The Bank was required to comply with the new rule beginning on January 1, 2015. Compliance by the Registrant and the Bank with these capital requirements affects their respective operations by increasing the amount of capital required to conduct operations.

 

In October 2017, the federal banking agencies issued a notice of proposed rulemaking on simplifications to the final rules, a majority of which would apply solely to banking organizations that are not subject to the advanced approaches capital rule. Under the proposed rulemaking, non-advanced approaches banking organizations, such as the Registrant, would apply a simpler regulatory capital treatment for mortgage servicing assets (“MSAs”); certain deferred tax assets (“DTAs”) arising from temporary differences; investments in the capital of unconsolidated financial institutions; and capital issued by a consolidated subsidiary of a banking organization and held by third parties.
────
WHAT THE TASK REQUIRES: Carry on the passage on bank capital rules from where it stops. The lines that come next are separate material and are not connected to the passage on bank capital rules.
────
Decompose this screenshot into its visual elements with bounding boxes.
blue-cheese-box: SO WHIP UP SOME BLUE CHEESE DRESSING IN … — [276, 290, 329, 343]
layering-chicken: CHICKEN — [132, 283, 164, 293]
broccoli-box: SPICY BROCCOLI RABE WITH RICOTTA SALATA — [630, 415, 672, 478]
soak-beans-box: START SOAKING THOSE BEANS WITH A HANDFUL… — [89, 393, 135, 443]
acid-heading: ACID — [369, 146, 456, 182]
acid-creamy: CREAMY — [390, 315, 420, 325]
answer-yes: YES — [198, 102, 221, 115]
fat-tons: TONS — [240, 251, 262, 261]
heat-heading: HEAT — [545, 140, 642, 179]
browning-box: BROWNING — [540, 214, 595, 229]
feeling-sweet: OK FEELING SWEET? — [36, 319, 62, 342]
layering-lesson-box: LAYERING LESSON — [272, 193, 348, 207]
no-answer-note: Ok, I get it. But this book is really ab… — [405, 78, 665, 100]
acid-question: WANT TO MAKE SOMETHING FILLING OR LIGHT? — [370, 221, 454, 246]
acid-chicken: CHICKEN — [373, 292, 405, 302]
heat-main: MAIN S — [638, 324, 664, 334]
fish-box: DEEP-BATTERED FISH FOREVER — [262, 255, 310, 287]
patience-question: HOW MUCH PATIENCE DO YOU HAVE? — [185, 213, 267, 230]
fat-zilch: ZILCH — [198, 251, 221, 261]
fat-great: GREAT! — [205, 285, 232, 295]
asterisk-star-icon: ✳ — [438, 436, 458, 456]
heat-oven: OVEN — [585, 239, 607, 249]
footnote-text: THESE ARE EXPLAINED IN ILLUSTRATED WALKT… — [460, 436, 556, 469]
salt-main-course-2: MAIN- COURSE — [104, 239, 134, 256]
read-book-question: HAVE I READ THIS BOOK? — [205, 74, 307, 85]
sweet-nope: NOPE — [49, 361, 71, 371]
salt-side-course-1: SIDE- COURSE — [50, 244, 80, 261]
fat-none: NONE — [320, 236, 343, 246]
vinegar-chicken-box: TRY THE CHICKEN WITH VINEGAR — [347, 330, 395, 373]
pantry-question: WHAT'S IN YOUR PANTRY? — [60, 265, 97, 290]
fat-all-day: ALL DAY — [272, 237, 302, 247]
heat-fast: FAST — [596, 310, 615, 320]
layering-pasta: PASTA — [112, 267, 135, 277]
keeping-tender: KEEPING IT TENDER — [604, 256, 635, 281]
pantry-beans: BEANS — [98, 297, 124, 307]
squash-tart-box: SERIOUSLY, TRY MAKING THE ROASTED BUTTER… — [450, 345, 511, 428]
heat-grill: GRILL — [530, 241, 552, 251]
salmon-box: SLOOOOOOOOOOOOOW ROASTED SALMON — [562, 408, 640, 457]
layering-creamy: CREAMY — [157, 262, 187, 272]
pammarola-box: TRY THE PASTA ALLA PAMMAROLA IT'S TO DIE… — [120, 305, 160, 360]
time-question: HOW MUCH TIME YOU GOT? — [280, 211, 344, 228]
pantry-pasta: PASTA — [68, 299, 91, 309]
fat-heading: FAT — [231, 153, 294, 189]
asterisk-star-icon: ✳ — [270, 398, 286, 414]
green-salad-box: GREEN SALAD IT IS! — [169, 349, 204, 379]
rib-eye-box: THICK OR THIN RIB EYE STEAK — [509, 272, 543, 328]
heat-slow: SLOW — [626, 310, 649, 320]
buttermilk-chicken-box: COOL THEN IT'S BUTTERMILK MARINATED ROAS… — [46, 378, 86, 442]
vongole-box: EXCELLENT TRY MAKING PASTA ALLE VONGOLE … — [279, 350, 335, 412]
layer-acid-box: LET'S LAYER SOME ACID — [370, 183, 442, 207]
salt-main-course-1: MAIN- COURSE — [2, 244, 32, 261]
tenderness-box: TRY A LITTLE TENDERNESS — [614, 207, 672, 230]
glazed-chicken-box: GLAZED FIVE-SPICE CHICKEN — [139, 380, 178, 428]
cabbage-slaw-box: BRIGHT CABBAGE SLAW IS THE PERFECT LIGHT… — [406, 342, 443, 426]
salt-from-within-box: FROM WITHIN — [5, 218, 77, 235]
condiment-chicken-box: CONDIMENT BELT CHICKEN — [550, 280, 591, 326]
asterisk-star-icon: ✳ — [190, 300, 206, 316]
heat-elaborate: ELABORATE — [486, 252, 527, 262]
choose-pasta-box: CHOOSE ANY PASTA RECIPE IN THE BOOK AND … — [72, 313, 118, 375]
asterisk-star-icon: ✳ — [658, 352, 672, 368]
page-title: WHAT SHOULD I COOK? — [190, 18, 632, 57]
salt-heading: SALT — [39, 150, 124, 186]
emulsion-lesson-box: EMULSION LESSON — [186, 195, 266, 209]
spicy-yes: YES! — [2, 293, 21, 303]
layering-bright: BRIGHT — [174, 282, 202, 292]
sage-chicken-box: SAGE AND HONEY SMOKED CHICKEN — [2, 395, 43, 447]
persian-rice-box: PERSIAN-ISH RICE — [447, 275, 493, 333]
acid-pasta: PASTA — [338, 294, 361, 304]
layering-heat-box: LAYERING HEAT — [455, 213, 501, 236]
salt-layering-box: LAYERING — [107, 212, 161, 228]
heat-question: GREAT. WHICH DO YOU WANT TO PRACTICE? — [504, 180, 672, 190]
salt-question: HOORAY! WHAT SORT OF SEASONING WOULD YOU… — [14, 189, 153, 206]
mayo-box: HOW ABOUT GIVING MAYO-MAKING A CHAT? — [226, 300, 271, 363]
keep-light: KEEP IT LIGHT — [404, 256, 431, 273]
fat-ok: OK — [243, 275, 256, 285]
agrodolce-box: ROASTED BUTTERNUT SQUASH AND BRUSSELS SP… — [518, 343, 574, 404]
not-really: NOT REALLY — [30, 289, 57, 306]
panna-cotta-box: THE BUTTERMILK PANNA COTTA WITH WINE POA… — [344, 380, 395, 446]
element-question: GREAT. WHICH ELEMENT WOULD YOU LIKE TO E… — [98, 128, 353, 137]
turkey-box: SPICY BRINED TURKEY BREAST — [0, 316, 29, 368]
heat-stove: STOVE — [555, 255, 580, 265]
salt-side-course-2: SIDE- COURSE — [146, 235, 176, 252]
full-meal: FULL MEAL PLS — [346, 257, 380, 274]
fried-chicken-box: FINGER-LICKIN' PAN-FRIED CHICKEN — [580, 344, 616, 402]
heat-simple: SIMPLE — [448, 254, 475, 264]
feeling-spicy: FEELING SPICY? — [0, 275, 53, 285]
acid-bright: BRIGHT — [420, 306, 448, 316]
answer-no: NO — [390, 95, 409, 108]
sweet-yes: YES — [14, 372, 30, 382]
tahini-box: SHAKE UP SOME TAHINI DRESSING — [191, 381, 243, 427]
────
FINAL RESULT:
 - 9 - 

 

  

Specifically, the proposed rulemaking would eliminate: (i) the capital rule’s 10 percent common equity tier 1 capital deduction threshold that applies individually to MSAs, temporary difference DTAs, and significant investments in the capital of unconsolidated financial institutions in the form of common stock; (ii) the aggregate 15 percent common equity tier 1 capital deduction threshold that subsequently applies on a collective basis across such items; (iii) the 10 percent common equity tier 1 capital deduction threshold for non-significant investments in the capital of unconsolidated financial institutions; and (iv) the deduction treatment for significant investments in the capital of unconsolidated financial institutions not in the form of common stock. The capital rule would no longer have distinct treatments for significant and non-significant investments in the capital of unconsolidated financial institutions, but instead would require that non-advanced approaches banking organizations deduct from common equity tier 1 capital any amount of MSAs, temporary difference DTAs, and investments in the capital of unconsolidated financial institutions that individually exceeds 25 percent of common equity tier 1 capital. The proposed rulemaking also includes revisions to the treatment of certain acquisition, development, or construction exposures that are designed to address comments regarding the current definition of high volatility commercial real estate exposure under the capital rule’s standardized approach.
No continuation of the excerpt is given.